▶ Aim of the task: Skip the pictures. Copy all the rest of the records down exactly.

▶ Task material:
* BEGIN *

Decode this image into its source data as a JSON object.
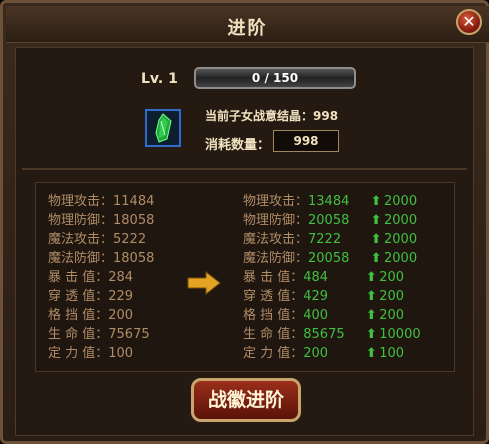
{
  "dialog": {
    "title": "进阶",
    "close_label": "✕"
  },
  "level": {
    "label": "Lv. 1",
    "progress_text": "0 / 150",
    "progress_fraction": 0.0
  },
  "material": {
    "icon": "green-crystal-icon",
    "owned_text": "当前子女战意结晶：998",
    "cost_label": "消耗数量：",
    "cost_value": "998"
  },
  "stats": {
    "current": [
      {
        "label": "物理攻击：",
        "value": "11484"
      },
      {
        "label": "物理防御：",
        "value": "18058"
      },
      {
        "label": "魔法攻击：",
        "value": "5222"
      },
      {
        "label": "魔法防御：",
        "value": "18058"
      },
      {
        "label": "暴 击 值：",
        "value": "284"
      },
      {
        "label": "穿 透 值：",
        "value": "229"
      },
      {
        "label": "格 挡 值：",
        "value": "200"
      },
      {
        "label": "生 命 值：",
        "value": "75675"
      },
      {
        "label": "定 力 值：",
        "value": "100"
      }
    ],
    "next": [
      {
        "label": "物理攻击：",
        "value": "13484",
        "increase": "2000"
      },
      {
        "label": "物理防御：",
        "value": "20058",
        "increase": "2000"
      },
      {
        "label": "魔法攻击：",
        "value": "7222",
        "increase": "2000"
      },
      {
        "label": "魔法防御：",
        "value": "20058",
        "increase": "2000"
      },
      {
        "label": "暴 击 值：",
        "value": "484",
        "increase": "200"
      },
      {
        "label": "穿 透 值：",
        "value": "429",
        "increase": "200"
      },
      {
        "label": "格 挡 值：",
        "value": "400",
        "increase": "200"
      },
      {
        "label": "生 命 值：",
        "value": "85675",
        "increase": "10000"
      },
      {
        "label": "定 力 值：",
        "value": "200",
        "increase": "100"
      }
    ]
  },
  "action": {
    "button_label": "战徽进阶"
  },
  "colors": {
    "stat_label": "#b08c67",
    "stat_increase": "#40c040",
    "accent_gold": "#c9a36c"
  }
}
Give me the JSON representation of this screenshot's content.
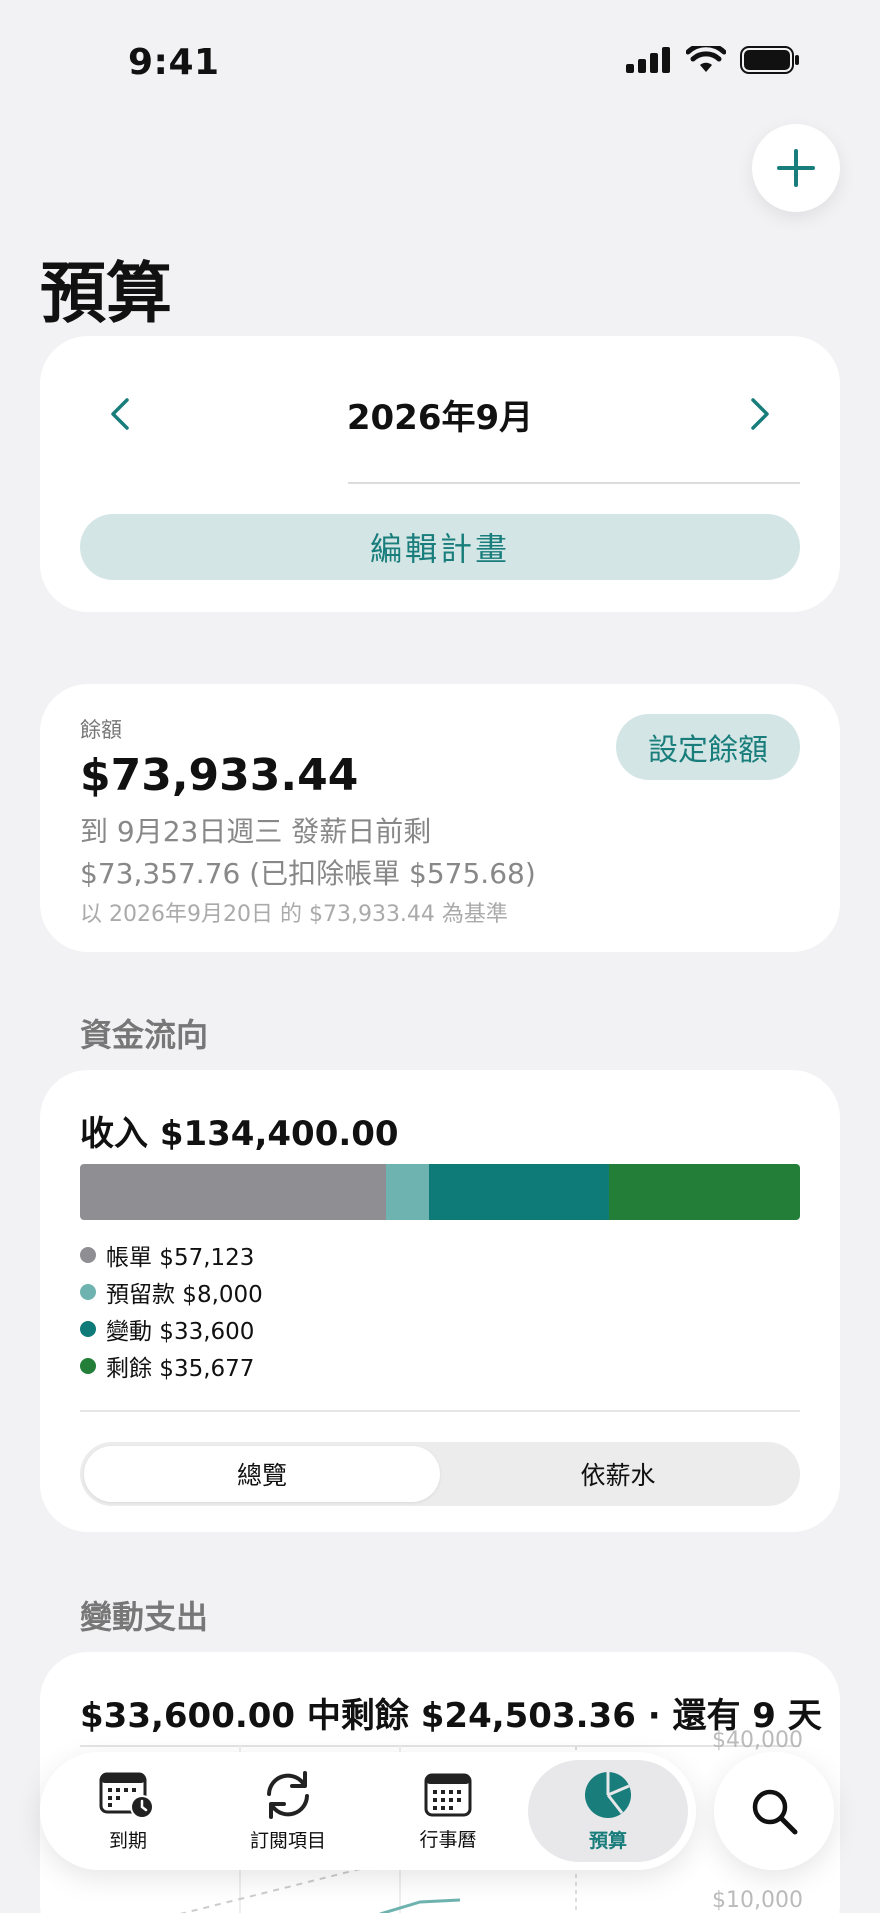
{
  "status_bar": {
    "time": "9:41"
  },
  "page": {
    "title": "預算"
  },
  "month_nav": {
    "label": "2026年9月",
    "edit_label": "編輯計畫"
  },
  "balance": {
    "label": "餘額",
    "amount": "$73,933.44",
    "line1": "到 9月23日週三 發薪日前剩",
    "line2": "$73,357.76 (已扣除帳單 $575.68)",
    "note": "以 2026年9月20日 的 $73,933.44 為基準",
    "set_label": "設定餘額"
  },
  "cash_flow": {
    "section_title": "資金流向",
    "income": "收入 $134,400.00",
    "segments": [
      {
        "label": "帳單 $57,123",
        "value": 57123,
        "color": "#8e8e93"
      },
      {
        "label": "預留款 $8,000",
        "value": 8000,
        "color": "#6fb3b0"
      },
      {
        "label": "變動 $33,600",
        "value": 33600,
        "color": "#0f7b79"
      },
      {
        "label": "剩餘 $35,677",
        "value": 35677,
        "color": "#237e37"
      }
    ],
    "tabs": [
      "總覽",
      "依薪水"
    ]
  },
  "variable": {
    "section_title": "變動支出",
    "summary": "$33,600.00 中剩餘 $24,503.36 · 還有 9 天",
    "axis": [
      "$40,000",
      "$10,000"
    ]
  },
  "tabbar": {
    "items": [
      {
        "label": "到期",
        "icon": "calendar-clock-icon"
      },
      {
        "label": "訂閱項目",
        "icon": "refresh-icon"
      },
      {
        "label": "行事曆",
        "icon": "calendar-icon"
      },
      {
        "label": "預算",
        "icon": "pie-chart-icon"
      }
    ],
    "search_icon": "search-icon"
  },
  "colors": {
    "accent": "#187d7b",
    "accent_soft": "#d3e6e5",
    "background": "#f2f2f4"
  }
}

* END *

▶ Answer for this exercise:
Decode this image into its source data as a JSON object.
{
  "dialog": {
    "title": "进阶",
    "close_label": "✕"
  },
  "level": {
    "label": "Lv. 1",
    "progress_text": "0 / 150",
    "progress_fraction": 0.0
  },
  "material": {
    "icon": "green-crystal-icon",
    "owned_text": "当前子女战意结晶：998",
    "cost_label": "消耗数量：",
    "cost_value": "998"
  },
  "stats": {
    "current": [
      {
        "label": "物理攻击：",
        "value": "11484"
      },
      {
        "label": "物理防御：",
        "value": "18058"
      },
      {
        "label": "魔法攻击：",
        "value": "5222"
      },
      {
        "label": "魔法防御：",
        "value": "18058"
      },
      {
        "label": "暴 击 值：",
        "value": "284"
      },
      {
        "label": "穿 透 值：",
        "value": "229"
      },
      {
        "label": "格 挡 值：",
        "value": "200"
      },
      {
        "label": "生 命 值：",
        "value": "75675"
      },
      {
        "label": "定 力 值：",
        "value": "100"
      }
    ],
    "next": [
      {
        "label": "物理攻击：",
        "value": "13484",
        "increase": "2000"
      },
      {
        "label": "物理防御：",
        "value": "20058",
        "increase": "2000"
      },
      {
        "label": "魔法攻击：",
        "value": "7222",
        "increase": "2000"
      },
      {
        "label": "魔法防御：",
        "value": "20058",
        "increase": "2000"
      },
      {
        "label": "暴 击 值：",
        "value": "484",
        "increase": "200"
      },
      {
        "label": "穿 透 值：",
        "value": "429",
        "increase": "200"
      },
      {
        "label": "格 挡 值：",
        "value": "400",
        "increase": "200"
      },
      {
        "label": "生 命 值：",
        "value": "85675",
        "increase": "10000"
      },
      {
        "label": "定 力 值：",
        "value": "200",
        "increase": "100"
      }
    ]
  },
  "action": {
    "button_label": "战徽进阶"
  },
  "colors": {
    "stat_label": "#b08c67",
    "stat_increase": "#40c040",
    "accent_gold": "#c9a36c"
  }
}
Give me the JSON representation of this screenshot's content.
{
  "status_bar": {
    "time": "9:41"
  },
  "page": {
    "title": "預算"
  },
  "month_nav": {
    "label": "2026年9月",
    "edit_label": "編輯計畫"
  },
  "balance": {
    "label": "餘額",
    "amount": "$73,933.44",
    "line1": "到 9月23日週三 發薪日前剩",
    "line2": "$73,357.76 (已扣除帳單 $575.68)",
    "note": "以 2026年9月20日 的 $73,933.44 為基準",
    "set_label": "設定餘額"
  },
  "cash_flow": {
    "section_title": "資金流向",
    "income": "收入 $134,400.00",
    "segments": [
      {
        "label": "帳單 $57,123",
        "value": 57123,
        "color": "#8e8e93"
      },
      {
        "label": "預留款 $8,000",
        "value": 8000,
        "color": "#6fb3b0"
      },
      {
        "label": "變動 $33,600",
        "value": 33600,
        "color": "#0f7b79"
      },
      {
        "label": "剩餘 $35,677",
        "value": 35677,
        "color": "#237e37"
      }
    ],
    "tabs": [
      "總覽",
      "依薪水"
    ]
  },
  "variable": {
    "section_title": "變動支出",
    "summary": "$33,600.00 中剩餘 $24,503.36 · 還有 9 天",
    "axis": [
      "$40,000",
      "$10,000"
    ]
  },
  "tabbar": {
    "items": [
      {
        "label": "到期",
        "icon": "calendar-clock-icon"
      },
      {
        "label": "訂閱項目",
        "icon": "refresh-icon"
      },
      {
        "label": "行事曆",
        "icon": "calendar-icon"
      },
      {
        "label": "預算",
        "icon": "pie-chart-icon"
      }
    ],
    "search_icon": "search-icon"
  },
  "colors": {
    "accent": "#187d7b",
    "accent_soft": "#d3e6e5",
    "background": "#f2f2f4"
  }
}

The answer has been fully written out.